((

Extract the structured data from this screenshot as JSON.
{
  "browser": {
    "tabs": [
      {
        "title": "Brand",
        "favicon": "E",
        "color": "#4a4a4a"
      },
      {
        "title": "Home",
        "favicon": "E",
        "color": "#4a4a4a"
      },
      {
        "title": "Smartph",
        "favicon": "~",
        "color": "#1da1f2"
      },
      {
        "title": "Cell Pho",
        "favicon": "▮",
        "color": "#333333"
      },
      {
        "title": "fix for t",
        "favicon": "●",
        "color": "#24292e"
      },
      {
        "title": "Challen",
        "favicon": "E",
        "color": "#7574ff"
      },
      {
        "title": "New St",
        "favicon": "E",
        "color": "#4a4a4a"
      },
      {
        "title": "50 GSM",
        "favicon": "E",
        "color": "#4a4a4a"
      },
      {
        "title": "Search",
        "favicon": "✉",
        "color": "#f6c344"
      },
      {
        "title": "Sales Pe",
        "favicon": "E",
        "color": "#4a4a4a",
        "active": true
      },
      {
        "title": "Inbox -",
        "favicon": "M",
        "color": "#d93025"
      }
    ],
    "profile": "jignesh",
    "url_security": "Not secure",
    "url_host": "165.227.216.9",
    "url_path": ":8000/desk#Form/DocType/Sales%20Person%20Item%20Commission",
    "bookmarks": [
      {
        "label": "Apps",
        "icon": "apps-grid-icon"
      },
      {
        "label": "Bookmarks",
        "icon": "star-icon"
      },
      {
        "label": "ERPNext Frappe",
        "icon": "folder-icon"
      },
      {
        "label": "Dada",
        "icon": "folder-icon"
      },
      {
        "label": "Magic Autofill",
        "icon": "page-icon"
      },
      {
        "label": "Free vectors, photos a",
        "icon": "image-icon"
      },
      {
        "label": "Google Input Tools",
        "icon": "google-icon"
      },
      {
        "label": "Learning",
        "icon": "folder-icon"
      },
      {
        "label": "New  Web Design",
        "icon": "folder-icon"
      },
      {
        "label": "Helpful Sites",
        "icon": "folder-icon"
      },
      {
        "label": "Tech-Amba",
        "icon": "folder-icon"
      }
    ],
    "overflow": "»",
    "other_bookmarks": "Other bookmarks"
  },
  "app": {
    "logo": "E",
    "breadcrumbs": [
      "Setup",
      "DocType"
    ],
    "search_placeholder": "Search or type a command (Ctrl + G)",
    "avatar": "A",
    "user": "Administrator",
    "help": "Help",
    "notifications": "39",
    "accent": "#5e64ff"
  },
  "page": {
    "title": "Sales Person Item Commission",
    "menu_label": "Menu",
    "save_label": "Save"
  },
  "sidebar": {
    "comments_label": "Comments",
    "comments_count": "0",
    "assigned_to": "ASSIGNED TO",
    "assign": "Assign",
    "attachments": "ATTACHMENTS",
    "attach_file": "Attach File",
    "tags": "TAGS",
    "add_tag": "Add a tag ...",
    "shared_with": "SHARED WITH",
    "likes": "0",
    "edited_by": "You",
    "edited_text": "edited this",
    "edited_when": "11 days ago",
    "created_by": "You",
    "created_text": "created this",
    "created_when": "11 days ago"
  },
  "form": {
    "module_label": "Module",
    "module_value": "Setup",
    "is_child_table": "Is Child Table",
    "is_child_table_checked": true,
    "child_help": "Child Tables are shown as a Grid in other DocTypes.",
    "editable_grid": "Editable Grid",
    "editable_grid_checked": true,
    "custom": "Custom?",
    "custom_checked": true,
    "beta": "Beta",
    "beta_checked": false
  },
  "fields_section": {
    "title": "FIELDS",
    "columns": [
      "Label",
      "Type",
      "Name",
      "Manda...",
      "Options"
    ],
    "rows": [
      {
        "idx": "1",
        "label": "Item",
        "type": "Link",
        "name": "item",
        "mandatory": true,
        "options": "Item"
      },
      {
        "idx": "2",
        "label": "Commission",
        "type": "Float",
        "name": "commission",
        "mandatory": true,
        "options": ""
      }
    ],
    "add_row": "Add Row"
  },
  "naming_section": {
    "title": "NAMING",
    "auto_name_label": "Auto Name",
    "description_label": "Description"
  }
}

))

Job => Transcribe the material exactly as it reads.

Task response =>
Extract the structured data from this screenshot as JSON.
{
  "browser": {
    "tabs": [
      {
        "title": "Brand",
        "favicon": "E",
        "color": "#4a4a4a"
      },
      {
        "title": "Home",
        "favicon": "E",
        "color": "#4a4a4a"
      },
      {
        "title": "Smartph",
        "favicon": "~",
        "color": "#1da1f2"
      },
      {
        "title": "Cell Pho",
        "favicon": "▮",
        "color": "#333333"
      },
      {
        "title": "fix for t",
        "favicon": "●",
        "color": "#24292e"
      },
      {
        "title": "Challen",
        "favicon": "E",
        "color": "#7574ff"
      },
      {
        "title": "New St",
        "favicon": "E",
        "color": "#4a4a4a"
      },
      {
        "title": "50 GSM",
        "favicon": "E",
        "color": "#4a4a4a"
      },
      {
        "title": "Search",
        "favicon": "✉",
        "color": "#f6c344"
      },
      {
        "title": "Sales Pe",
        "favicon": "E",
        "color": "#4a4a4a",
        "active": true
      },
      {
        "title": "Inbox -",
        "favicon": "M",
        "color": "#d93025"
      }
    ],
    "profile": "jignesh",
    "url_security": "Not secure",
    "url_host": "165.227.216.9",
    "url_path": ":8000/desk#Form/DocType/Sales%20Person%20Item%20Commission",
    "bookmarks": [
      {
        "label": "Apps",
        "icon": "apps-grid-icon"
      },
      {
        "label": "Bookmarks",
        "icon": "star-icon"
      },
      {
        "label": "ERPNext Frappe",
        "icon": "folder-icon"
      },
      {
        "label": "Dada",
        "icon": "folder-icon"
      },
      {
        "label": "Magic Autofill",
        "icon": "page-icon"
      },
      {
        "label": "Free vectors, photos a",
        "icon": "image-icon"
      },
      {
        "label": "Google Input Tools",
        "icon": "google-icon"
      },
      {
        "label": "Learning",
        "icon": "folder-icon"
      },
      {
        "label": "New  Web Design",
        "icon": "folder-icon"
      },
      {
        "label": "Helpful Sites",
        "icon": "folder-icon"
      },
      {
        "label": "Tech-Amba",
        "icon": "folder-icon"
      }
    ],
    "overflow": "»",
    "other_bookmarks": "Other bookmarks"
  },
  "app": {
    "logo": "E",
    "breadcrumbs": [
      "Setup",
      "DocType"
    ],
    "search_placeholder": "Search or type a command (Ctrl + G)",
    "avatar": "A",
    "user": "Administrator",
    "help": "Help",
    "notifications": "39",
    "accent": "#5e64ff"
  },
  "page": {
    "title": "Sales Person Item Commission",
    "menu_label": "Menu",
    "save_label": "Save"
  },
  "sidebar": {
    "comments_label": "Comments",
    "comments_count": "0",
    "assigned_to": "ASSIGNED TO",
    "assign": "Assign",
    "attachments": "ATTACHMENTS",
    "attach_file": "Attach File",
    "tags": "TAGS",
    "add_tag": "Add a tag ...",
    "shared_with": "SHARED WITH",
    "likes": "0",
    "edited_by": "You",
    "edited_text": "edited this",
    "edited_when": "11 days ago",
    "created_by": "You",
    "created_text": "created this",
    "created_when": "11 days ago"
  },
  "form": {
    "module_label": "Module",
    "module_value": "Setup",
    "is_child_table": "Is Child Table",
    "is_child_table_checked": true,
    "child_help": "Child Tables are shown as a Grid in other DocTypes.",
    "editable_grid": "Editable Grid",
    "editable_grid_checked": true,
    "custom": "Custom?",
    "custom_checked": true,
    "beta": "Beta",
    "beta_checked": false
  },
  "fields_section": {
    "title": "FIELDS",
    "columns": [
      "Label",
      "Type",
      "Name",
      "Manda...",
      "Options"
    ],
    "rows": [
      {
        "idx": "1",
        "label": "Item",
        "type": "Link",
        "name": "item",
        "mandatory": true,
        "options": "Item"
      },
      {
        "idx": "2",
        "label": "Commission",
        "type": "Float",
        "name": "commission",
        "mandatory": true,
        "options": ""
      }
    ],
    "add_row": "Add Row"
  },
  "naming_section": {
    "title": "NAMING",
    "auto_name_label": "Auto Name",
    "description_label": "Description"
  }
}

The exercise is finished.